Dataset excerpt

= = = =

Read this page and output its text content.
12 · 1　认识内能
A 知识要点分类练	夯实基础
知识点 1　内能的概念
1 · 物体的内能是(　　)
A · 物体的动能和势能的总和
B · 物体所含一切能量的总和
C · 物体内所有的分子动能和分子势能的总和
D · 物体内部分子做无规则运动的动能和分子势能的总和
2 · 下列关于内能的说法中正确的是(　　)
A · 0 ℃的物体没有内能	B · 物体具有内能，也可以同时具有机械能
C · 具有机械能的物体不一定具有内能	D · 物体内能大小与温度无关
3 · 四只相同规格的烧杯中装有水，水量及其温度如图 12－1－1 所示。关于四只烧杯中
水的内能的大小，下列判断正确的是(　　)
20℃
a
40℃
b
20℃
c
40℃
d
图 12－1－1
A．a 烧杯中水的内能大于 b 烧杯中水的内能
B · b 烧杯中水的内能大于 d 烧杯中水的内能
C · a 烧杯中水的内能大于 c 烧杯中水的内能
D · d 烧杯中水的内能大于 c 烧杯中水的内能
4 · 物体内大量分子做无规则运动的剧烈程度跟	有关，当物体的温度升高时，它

= = = =

Where a line above contains the word "烧杯中水的内能", copy that line.

A．a 烧杯中水的内能大于 b 烧杯中水的内能
B · b 烧杯中水的内能大于 d 烧杯中水的内能
C · a 烧杯中水的内能大于 c 烧杯中水的内能
D · d 烧杯中水的内能大于 c 烧杯中水的内能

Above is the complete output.